**Passage:**
Skip to content

Set Operations (UNION, INTERSECT, and MINUS)

UNION, UNION DISTINCT, and UNION ALL

Operator UNION DISTINCT (or by short UNION) returns the union of two sets A and B (denoted by A ⋃ B in mathematics), with the distinct element belongs to set A or set B, or both.

Meanwhile, operation UNION ALL returns the union set with duplicated elements. The UNION syntax is

<left> UNION [DISTINCT | ALL] <right> [ UNION [DISTINCT | ALL] <right> ...]

where <left> and <right> must have the same number of columns and pair-wise data types. If the data types are different, Nebula Graph will convert according to Type Conversion.

Example

The following statement

nebula> GO FROM 1 OVER e1 \
        UNION \
        GO FROM 2 OVER e1

returns the neighbors' id of vertex 1 and 2 (along with edge e1) without duplication.

While

nebula> GO FROM 1 OVER e1 \
        UNION ALL\
        GO FROM 2 OVER e1

returns all the neighbors of vertex 1 and 2, with all possible duplications.

UNION can also work with the YIELD statement. For example, let's suppose the results of the following two queries.

**To be done:**
(a) List the three set operations named in the title of the set operations page above.
(b) Extend the set operations page above, beginning right after its final sentence about UNION working with the YIELD statement.

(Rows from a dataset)
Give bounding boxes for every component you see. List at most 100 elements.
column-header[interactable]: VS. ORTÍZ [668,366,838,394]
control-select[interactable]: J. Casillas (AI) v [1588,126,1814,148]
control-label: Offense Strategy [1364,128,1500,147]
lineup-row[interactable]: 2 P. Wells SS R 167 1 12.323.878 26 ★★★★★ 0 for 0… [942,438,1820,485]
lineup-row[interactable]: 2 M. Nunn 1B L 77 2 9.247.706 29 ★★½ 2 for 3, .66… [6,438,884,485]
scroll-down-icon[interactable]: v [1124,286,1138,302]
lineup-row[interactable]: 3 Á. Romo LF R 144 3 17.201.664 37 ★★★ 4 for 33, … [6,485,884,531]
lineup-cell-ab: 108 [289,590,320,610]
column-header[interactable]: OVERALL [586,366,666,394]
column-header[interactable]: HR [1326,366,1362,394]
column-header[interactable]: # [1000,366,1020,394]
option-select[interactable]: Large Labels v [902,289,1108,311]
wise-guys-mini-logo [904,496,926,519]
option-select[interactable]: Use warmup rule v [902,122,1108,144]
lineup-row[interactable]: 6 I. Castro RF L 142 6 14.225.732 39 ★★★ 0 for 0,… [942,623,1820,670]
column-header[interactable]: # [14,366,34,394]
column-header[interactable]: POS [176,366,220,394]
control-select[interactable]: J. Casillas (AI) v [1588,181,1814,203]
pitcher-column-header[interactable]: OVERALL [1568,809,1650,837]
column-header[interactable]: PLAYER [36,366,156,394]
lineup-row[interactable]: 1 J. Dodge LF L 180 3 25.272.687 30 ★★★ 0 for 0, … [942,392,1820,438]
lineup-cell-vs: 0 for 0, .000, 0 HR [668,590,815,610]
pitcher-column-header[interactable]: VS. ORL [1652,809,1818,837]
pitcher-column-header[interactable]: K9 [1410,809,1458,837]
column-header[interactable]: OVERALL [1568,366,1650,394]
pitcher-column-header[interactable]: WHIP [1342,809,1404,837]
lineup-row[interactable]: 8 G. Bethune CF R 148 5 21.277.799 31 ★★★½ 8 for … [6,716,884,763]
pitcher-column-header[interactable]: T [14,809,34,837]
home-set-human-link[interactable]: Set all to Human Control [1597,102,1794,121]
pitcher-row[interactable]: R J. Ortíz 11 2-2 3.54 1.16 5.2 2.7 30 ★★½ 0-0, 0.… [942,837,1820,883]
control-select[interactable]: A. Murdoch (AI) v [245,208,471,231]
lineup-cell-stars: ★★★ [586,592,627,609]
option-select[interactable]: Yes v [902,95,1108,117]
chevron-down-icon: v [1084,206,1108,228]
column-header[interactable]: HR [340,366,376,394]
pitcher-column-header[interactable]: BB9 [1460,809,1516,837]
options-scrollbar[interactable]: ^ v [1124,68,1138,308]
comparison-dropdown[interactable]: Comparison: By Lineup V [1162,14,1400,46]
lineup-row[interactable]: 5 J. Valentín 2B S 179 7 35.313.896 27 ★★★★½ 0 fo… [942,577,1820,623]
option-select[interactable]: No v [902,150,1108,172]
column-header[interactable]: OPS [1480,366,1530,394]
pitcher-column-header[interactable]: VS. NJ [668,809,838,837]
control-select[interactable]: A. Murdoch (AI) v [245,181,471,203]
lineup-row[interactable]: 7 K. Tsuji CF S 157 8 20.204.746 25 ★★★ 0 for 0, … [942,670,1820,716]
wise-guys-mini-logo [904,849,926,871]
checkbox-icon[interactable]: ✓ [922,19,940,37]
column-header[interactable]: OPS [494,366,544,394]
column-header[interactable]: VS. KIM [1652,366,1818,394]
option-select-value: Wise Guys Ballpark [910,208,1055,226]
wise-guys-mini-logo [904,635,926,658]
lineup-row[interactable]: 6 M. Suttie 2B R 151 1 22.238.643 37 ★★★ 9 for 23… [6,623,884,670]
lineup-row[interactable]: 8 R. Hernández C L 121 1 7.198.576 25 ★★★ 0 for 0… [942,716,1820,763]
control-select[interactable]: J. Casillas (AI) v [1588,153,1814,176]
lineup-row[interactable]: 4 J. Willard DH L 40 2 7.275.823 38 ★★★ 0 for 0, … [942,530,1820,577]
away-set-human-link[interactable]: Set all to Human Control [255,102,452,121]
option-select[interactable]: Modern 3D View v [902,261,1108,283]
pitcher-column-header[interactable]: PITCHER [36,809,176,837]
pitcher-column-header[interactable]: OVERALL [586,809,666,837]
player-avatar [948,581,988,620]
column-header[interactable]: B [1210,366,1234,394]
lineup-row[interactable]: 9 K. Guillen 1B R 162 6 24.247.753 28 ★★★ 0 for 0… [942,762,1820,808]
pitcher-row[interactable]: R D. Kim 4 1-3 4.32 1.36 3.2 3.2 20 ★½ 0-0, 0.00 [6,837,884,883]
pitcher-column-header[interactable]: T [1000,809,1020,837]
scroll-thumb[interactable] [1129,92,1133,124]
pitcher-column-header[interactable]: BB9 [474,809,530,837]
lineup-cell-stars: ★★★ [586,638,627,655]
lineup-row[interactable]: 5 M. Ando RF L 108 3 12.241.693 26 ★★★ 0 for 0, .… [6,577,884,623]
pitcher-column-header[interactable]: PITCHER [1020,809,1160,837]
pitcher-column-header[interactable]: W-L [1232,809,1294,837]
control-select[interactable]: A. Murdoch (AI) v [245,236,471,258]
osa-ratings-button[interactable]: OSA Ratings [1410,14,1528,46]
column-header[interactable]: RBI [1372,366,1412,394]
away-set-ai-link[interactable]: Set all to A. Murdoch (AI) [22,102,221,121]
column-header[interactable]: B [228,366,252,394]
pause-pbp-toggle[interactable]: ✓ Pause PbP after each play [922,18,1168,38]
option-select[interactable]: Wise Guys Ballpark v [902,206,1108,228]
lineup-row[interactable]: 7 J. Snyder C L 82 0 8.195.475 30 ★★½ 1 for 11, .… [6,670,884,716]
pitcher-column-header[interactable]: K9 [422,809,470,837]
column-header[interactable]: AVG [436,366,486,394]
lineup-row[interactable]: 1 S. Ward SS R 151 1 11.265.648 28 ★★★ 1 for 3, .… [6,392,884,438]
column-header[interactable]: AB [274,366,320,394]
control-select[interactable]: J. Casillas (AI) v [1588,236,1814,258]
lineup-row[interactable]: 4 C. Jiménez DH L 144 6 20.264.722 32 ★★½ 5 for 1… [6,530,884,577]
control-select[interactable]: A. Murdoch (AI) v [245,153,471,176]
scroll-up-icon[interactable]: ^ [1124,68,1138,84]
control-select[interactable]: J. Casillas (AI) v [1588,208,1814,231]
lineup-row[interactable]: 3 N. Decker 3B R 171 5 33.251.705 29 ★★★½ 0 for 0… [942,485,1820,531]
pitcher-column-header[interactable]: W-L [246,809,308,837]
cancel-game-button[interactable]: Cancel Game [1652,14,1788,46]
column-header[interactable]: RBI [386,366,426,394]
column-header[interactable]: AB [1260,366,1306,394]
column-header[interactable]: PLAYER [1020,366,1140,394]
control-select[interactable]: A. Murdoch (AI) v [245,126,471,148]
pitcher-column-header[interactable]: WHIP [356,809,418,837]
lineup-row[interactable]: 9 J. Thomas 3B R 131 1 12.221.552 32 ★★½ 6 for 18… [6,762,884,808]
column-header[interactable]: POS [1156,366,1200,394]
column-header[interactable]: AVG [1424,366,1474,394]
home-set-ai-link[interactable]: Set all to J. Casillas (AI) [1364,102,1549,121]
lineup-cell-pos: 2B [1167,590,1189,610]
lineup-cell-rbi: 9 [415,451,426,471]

**Task answers:**
(a) UNION, INTERSECT, MINUS

(b)
nebula> GO FROM 1 OVER e1 YIELD e1._dst AS id, e1.prop1 AS left_1, $$.tag.prop2 AS left_2 -- query 1
==========================
| id  | left_1 | left_2  |
==========================
| 104 |    1   |    2    |    -- line 1
--------------------------
| 215 |    4   |    3    |    -- line 3
--------------------------

nebula> GO FROM 2,3 OVER e1 YIELD e1._dst AS id, e1.prop1 AS right_1, $$.tag.prop2 AS right_2  -- query 2
===========================
| id  | right_1 | right_2 |
===========================
| 104 |    1    |    2    |    -- line 1
---------------------------
| 104 |    2    |    2    |    -- line 2
---------------------------

And the following statement

nebula> GO FROM 1 OVER e1 YIELD e1._dst AS id, e1.prop1 AS left_1, $$.tag.prop2 AS left_2   \
        UNION /* DISTINCT */   \
        GO FROM 2,3 OVER e1 YIELD e1._dst AS id, e1.prop1 AS right_1, $$.tag.prop2 AS right_2

will return as follows:

=========================
| id  | left_1 | left_2 |    -- UNION or UNION DISTINCT. The column names come from query 1
=========================
| 104 |    1   |    2   |    -- line 1
-------------------------
| 104 |    2   |    2   |    -- line 2
-------------------------
| 215 |    4   |    3   |    -- line 3
-------------------------

Notice that line 1 and line 2 return the same id (104) with different column values. The DISTINCT check duplication by all the columns for every line. So line 1 and line 2 are different.

You can expect the UNION ALL result

nebula> GO FROM 1 OVER e1 YIELD e1._dst AS id, e1.prop1 AS left_1, $$.tag.prop2 AS left_2   \
        UNION ALL   \
        GO FROM 2,3 OVER e1 YIELD e1._dst AS id, e1.prop1 AS right_1, $$.tag.prop2 AS right_2

=========================
| id  | left_1 | left_2 |    -- UNION ALL
=========================
| 104 |    1   |    2   |    -- line 1
-------------------------
| 104 |    1   |    2   |    -- line 1
-------------------------
| 104 |    2   |    2   |    -- line 2
-------------------------
| 215 |    4   |    3   |    -- line 3
-------------------------

INTERSECT

Operator INTERSECT returns the intersection of two sets A and B (denoted by A ⋂ B), if the elements belong both to set A and set B.

<left> INTERSECT <right>

Alike UNION, <left> and <right> must have the same number of columns and data types. Besides, only the same line of <left> and <right> will be returned.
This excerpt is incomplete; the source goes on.